### Dataset extract
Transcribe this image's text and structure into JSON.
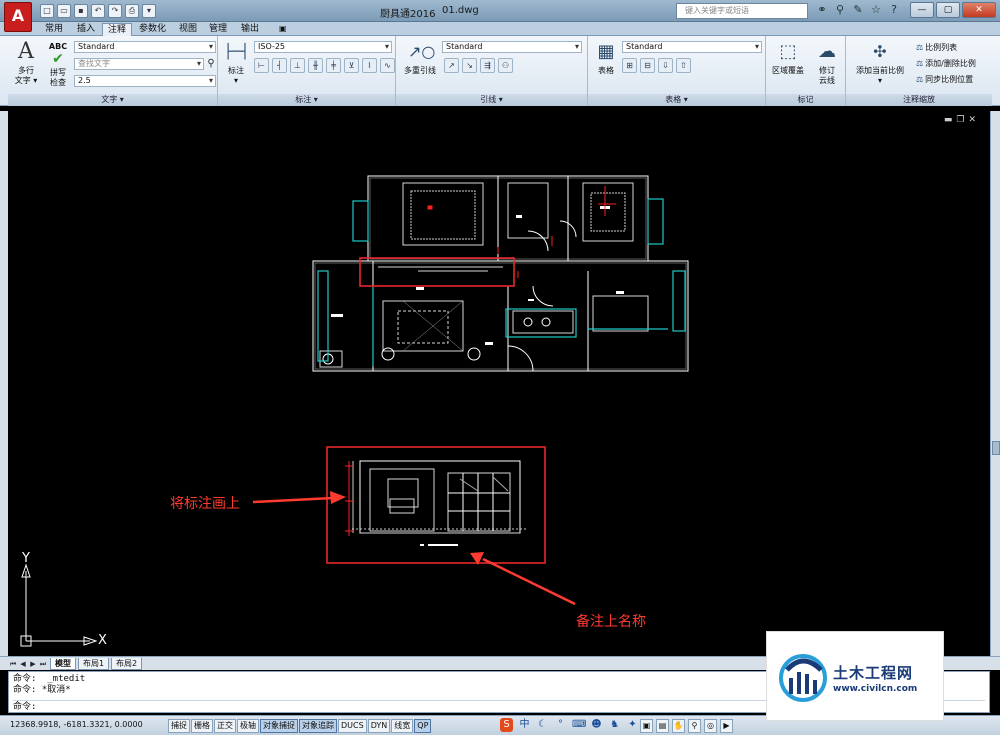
{
  "title": {
    "app": "厨具通2016",
    "file": "01.dwg"
  },
  "search": {
    "placeholder": "键入关键字或短语"
  },
  "ribbon_tabs": [
    "常用",
    "插入",
    "注释",
    "参数化",
    "视图",
    "管理",
    "输出",
    "▣"
  ],
  "ribbon_active_tab": "注释",
  "panels": {
    "text": {
      "title": "文字 ▾",
      "multiline_label_1": "多行",
      "multiline_label_2": "文字 ▾",
      "spell_label_1": "拼写",
      "spell_label_2": "检查",
      "abc": "ABC",
      "style": "Standard",
      "find_placeholder": "查找文字",
      "height": "2.5"
    },
    "dimension": {
      "title": "标注 ▾",
      "button_label": "标注",
      "style": "ISO-25"
    },
    "leader": {
      "title": "引线 ▾",
      "button_label": "多重引线",
      "style": "Standard"
    },
    "table": {
      "title": "表格 ▾",
      "button_label": "表格",
      "style": "Standard"
    },
    "markup": {
      "title": "标记",
      "wipeout_label": "区域覆盖",
      "revcloud_label_1": "修订",
      "revcloud_label_2": "云线"
    },
    "scale": {
      "title": "注释缩放",
      "add_current_label": "添加当前比例",
      "scale_list": "比例列表",
      "add_delete": "添加/删除比例",
      "sync": "同步比例位置"
    }
  },
  "annotations": {
    "label_1": "将标注画上",
    "label_2": "备注上名称"
  },
  "ucs": {
    "y": "Y",
    "x": "X"
  },
  "layout_tabs": [
    "模型",
    "布局1",
    "布局2"
  ],
  "command_history": [
    "命令:  _mtedit",
    "命令: *取消*"
  ],
  "command_prompt": "命令:",
  "coords": "12368.9918,  -6181.3321,  0.0000",
  "status_toggles": [
    {
      "label": "捕捉",
      "on": false
    },
    {
      "label": "栅格",
      "on": false
    },
    {
      "label": "正交",
      "on": false
    },
    {
      "label": "极轴",
      "on": false
    },
    {
      "label": "对象捕捉",
      "on": true
    },
    {
      "label": "对象追踪",
      "on": true
    },
    {
      "label": "DUCS",
      "on": false
    },
    {
      "label": "DYN",
      "on": false
    },
    {
      "label": "线宽",
      "on": false
    },
    {
      "label": "QP",
      "on": true
    }
  ],
  "ime": {
    "lang": "中"
  },
  "colors": {
    "annotation_red": "#ff3b30",
    "highlight_box": "#e8282a",
    "cad_wall": "#ffffff",
    "cad_cyan": "#1fc8c8"
  },
  "watermark": {
    "brand": "土木工程网",
    "url": "www.civilcn.com"
  }
}
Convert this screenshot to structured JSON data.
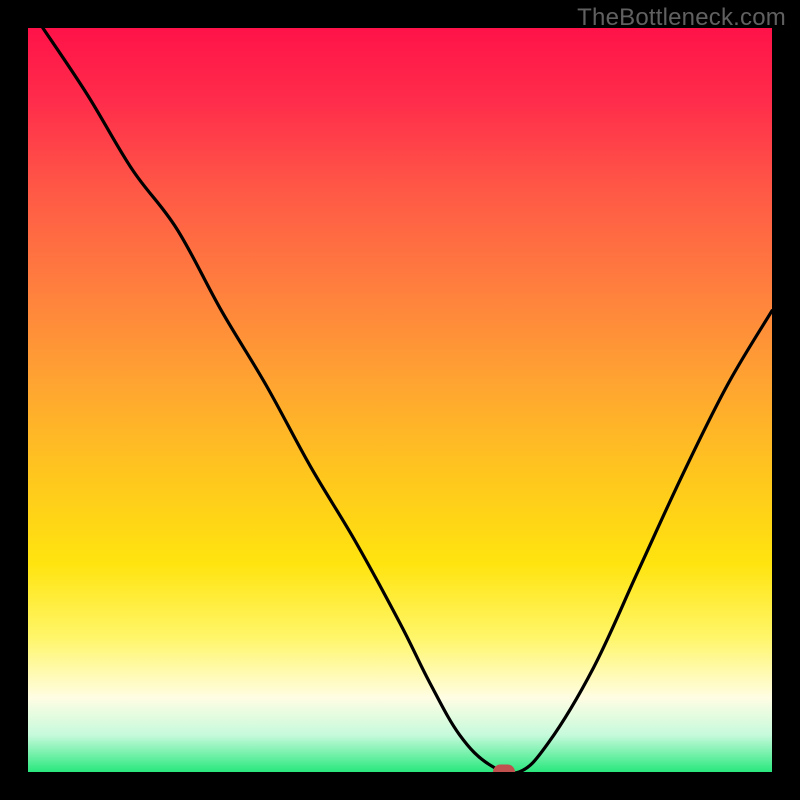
{
  "watermark": "TheBottleneck.com",
  "colors": {
    "frame_bg": "#000000",
    "curve_stroke": "#000000",
    "marker_fill": "#c0504d",
    "gradient_top": "#ff1249",
    "gradient_bottom": "#29e87d"
  },
  "chart_data": {
    "type": "line",
    "title": "",
    "xlabel": "",
    "ylabel": "",
    "xlim": [
      0,
      100
    ],
    "ylim": [
      0,
      100
    ],
    "grid": false,
    "x": [
      2,
      8,
      14,
      20,
      26,
      32,
      38,
      44,
      50,
      54,
      58,
      62,
      66,
      70,
      76,
      82,
      88,
      94,
      100
    ],
    "values": [
      100,
      91,
      81,
      73,
      62,
      52,
      41,
      31,
      20,
      12,
      5,
      1,
      0,
      4,
      14,
      27,
      40,
      52,
      62
    ],
    "marker": {
      "x": 64,
      "y": 0
    },
    "notes": "y is bottleneck percentage (0 = bottom green band, 100 = top red). Curve drops steeply from upper-left, flattens near x≈60-66 at y≈0, then rises toward the right ending near y≈62 at x=100."
  }
}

### The exercise
All lines of the data above that include the word "watermark" must be shown.

### Response to this exercise
  "watermark": {
  "watermark": "TheBottleneck.com",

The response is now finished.